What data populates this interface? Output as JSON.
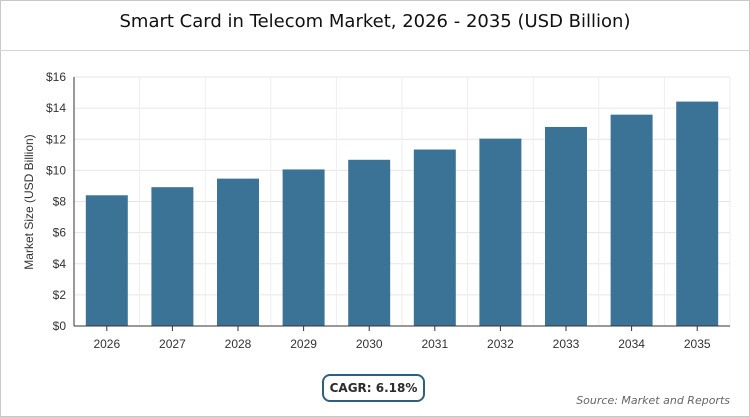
{
  "page": {
    "title": "Smart Card in Telecom Market, 2026 - 2035 (USD Billion)",
    "cagr_label": "CAGR: 6.18%",
    "source": "Source: Market and Reports"
  },
  "chart_data": {
    "type": "bar",
    "title": "Smart Card in Telecom Market, 2026 - 2035 (USD Billion)",
    "xlabel": "",
    "ylabel": "Market Size (USD Billion)",
    "categories": [
      "2026",
      "2027",
      "2028",
      "2029",
      "2030",
      "2031",
      "2032",
      "2033",
      "2034",
      "2035"
    ],
    "values": [
      8.4,
      8.92,
      9.47,
      10.06,
      10.68,
      11.34,
      12.04,
      12.79,
      13.58,
      14.42
    ],
    "ylim": [
      0,
      16
    ],
    "yticks": [
      0,
      2,
      4,
      6,
      8,
      10,
      12,
      14,
      16
    ],
    "ytick_labels": [
      "$0",
      "$2",
      "$4",
      "$6",
      "$8",
      "$10",
      "$12",
      "$14",
      "$16"
    ],
    "grid": true,
    "legend": "none",
    "colors": {
      "bar": "#3b7397",
      "grid": "#e6e6e6",
      "axis": "#333333"
    }
  }
}
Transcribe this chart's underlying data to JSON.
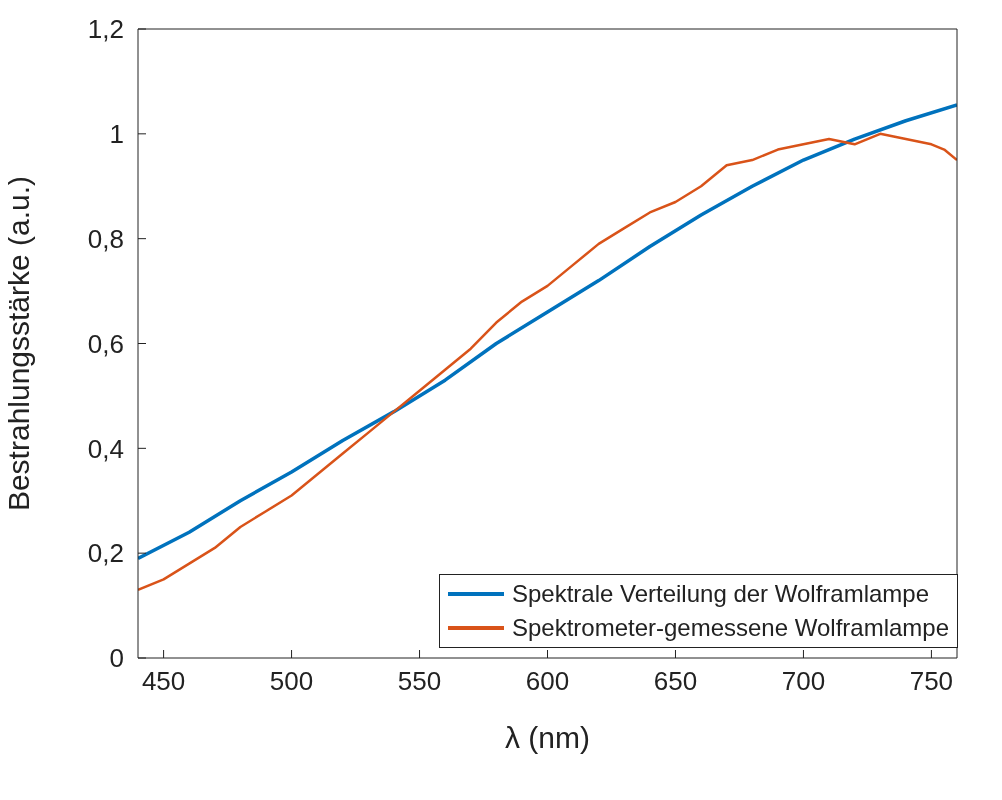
{
  "chart_data": {
    "type": "line",
    "xlabel": "λ (nm)",
    "ylabel": "Bestrahlungsstärke (a.u.)",
    "xlim": [
      440,
      760
    ],
    "xticks": [
      450,
      500,
      550,
      600,
      650,
      700,
      750
    ],
    "ylim": [
      0,
      1.2
    ],
    "yticks": [
      0,
      {
        "value": 0.2,
        "label": "0,2"
      },
      {
        "value": 0.4,
        "label": "0,4"
      },
      {
        "value": 0.6,
        "label": "0,6"
      },
      {
        "value": 0.8,
        "label": "0,8"
      },
      1,
      {
        "value": 1.2,
        "label": "1,2"
      }
    ],
    "grid": false,
    "legend": "bottom right",
    "marker": "none",
    "line_style": "solid",
    "series": [
      {
        "name": "Spektrale Verteilung der Wolframlampe",
        "color": "#0072bd",
        "x": [
          440,
          460,
          480,
          500,
          520,
          540,
          560,
          580,
          600,
          620,
          640,
          660,
          680,
          700,
          720,
          740,
          760
        ],
        "values": [
          0.19,
          0.24,
          0.3,
          0.355,
          0.415,
          0.47,
          0.53,
          0.6,
          0.66,
          0.72,
          0.785,
          0.845,
          0.9,
          0.95,
          0.99,
          1.025,
          1.055
        ]
      },
      {
        "name": "Spektrometer-gemessene Wolframlampe",
        "color": "#d95319",
        "x": [
          440,
          450,
          460,
          470,
          480,
          490,
          500,
          510,
          520,
          530,
          540,
          550,
          560,
          570,
          580,
          590,
          600,
          610,
          620,
          630,
          640,
          650,
          660,
          670,
          680,
          690,
          700,
          710,
          720,
          730,
          740,
          750,
          755,
          760
        ],
        "values": [
          0.13,
          0.15,
          0.18,
          0.21,
          0.25,
          0.28,
          0.31,
          0.35,
          0.39,
          0.43,
          0.47,
          0.51,
          0.55,
          0.59,
          0.64,
          0.68,
          0.71,
          0.75,
          0.79,
          0.82,
          0.85,
          0.87,
          0.9,
          0.94,
          0.95,
          0.97,
          0.98,
          0.99,
          0.98,
          1.0,
          0.99,
          0.98,
          0.97,
          0.95
        ]
      }
    ]
  }
}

-----

Keep the pictures out of the copy and return the rest of the data above exactly.

» **COMPLETE OUTPUT**
What data populates this interface? Output as JSON.
{
  "page": {
    "title": "Smart Card in Telecom Market, 2026 - 2035 (USD Billion)",
    "cagr_label": "CAGR: 6.18%",
    "source": "Source: Market and Reports"
  },
  "chart_data": {
    "type": "bar",
    "title": "Smart Card in Telecom Market, 2026 - 2035 (USD Billion)",
    "xlabel": "",
    "ylabel": "Market Size (USD Billion)",
    "categories": [
      "2026",
      "2027",
      "2028",
      "2029",
      "2030",
      "2031",
      "2032",
      "2033",
      "2034",
      "2035"
    ],
    "values": [
      8.4,
      8.92,
      9.47,
      10.06,
      10.68,
      11.34,
      12.04,
      12.79,
      13.58,
      14.42
    ],
    "ylim": [
      0,
      16
    ],
    "yticks": [
      0,
      2,
      4,
      6,
      8,
      10,
      12,
      14,
      16
    ],
    "ytick_labels": [
      "$0",
      "$2",
      "$4",
      "$6",
      "$8",
      "$10",
      "$12",
      "$14",
      "$16"
    ],
    "grid": true,
    "legend": "none",
    "colors": {
      "bar": "#3b7397",
      "grid": "#e6e6e6",
      "axis": "#333333"
    }
  }
}
Transcribe this chart's underlying data to JSON.
{
  "chart_data": {
    "type": "line",
    "xlabel": "λ (nm)",
    "ylabel": "Bestrahlungsstärke (a.u.)",
    "xlim": [
      440,
      760
    ],
    "xticks": [
      450,
      500,
      550,
      600,
      650,
      700,
      750
    ],
    "ylim": [
      0,
      1.2
    ],
    "yticks": [
      0,
      {
        "value": 0.2,
        "label": "0,2"
      },
      {
        "value": 0.4,
        "label": "0,4"
      },
      {
        "value": 0.6,
        "label": "0,6"
      },
      {
        "value": 0.8,
        "label": "0,8"
      },
      1,
      {
        "value": 1.2,
        "label": "1,2"
      }
    ],
    "grid": false,
    "legend": "bottom right",
    "marker": "none",
    "line_style": "solid",
    "series": [
      {
        "name": "Spektrale Verteilung der Wolframlampe",
        "color": "#0072bd",
        "x": [
          440,
          460,
          480,
          500,
          520,
          540,
          560,
          580,
          600,
          620,
          640,
          660,
          680,
          700,
          720,
          740,
          760
        ],
        "values": [
          0.19,
          0.24,
          0.3,
          0.355,
          0.415,
          0.47,
          0.53,
          0.6,
          0.66,
          0.72,
          0.785,
          0.845,
          0.9,
          0.95,
          0.99,
          1.025,
          1.055
        ]
      },
      {
        "name": "Spektrometer-gemessene Wolframlampe",
        "color": "#d95319",
        "x": [
          440,
          450,
          460,
          470,
          480,
          490,
          500,
          510,
          520,
          530,
          540,
          550,
          560,
          570,
          580,
          590,
          600,
          610,
          620,
          630,
          640,
          650,
          660,
          670,
          680,
          690,
          700,
          710,
          720,
          730,
          740,
          750,
          755,
          760
        ],
        "values": [
          0.13,
          0.15,
          0.18,
          0.21,
          0.25,
          0.28,
          0.31,
          0.35,
          0.39,
          0.43,
          0.47,
          0.51,
          0.55,
          0.59,
          0.64,
          0.68,
          0.71,
          0.75,
          0.79,
          0.82,
          0.85,
          0.87,
          0.9,
          0.94,
          0.95,
          0.97,
          0.98,
          0.99,
          0.98,
          1.0,
          0.99,
          0.98,
          0.97,
          0.95
        ]
      }
    ]
  }
}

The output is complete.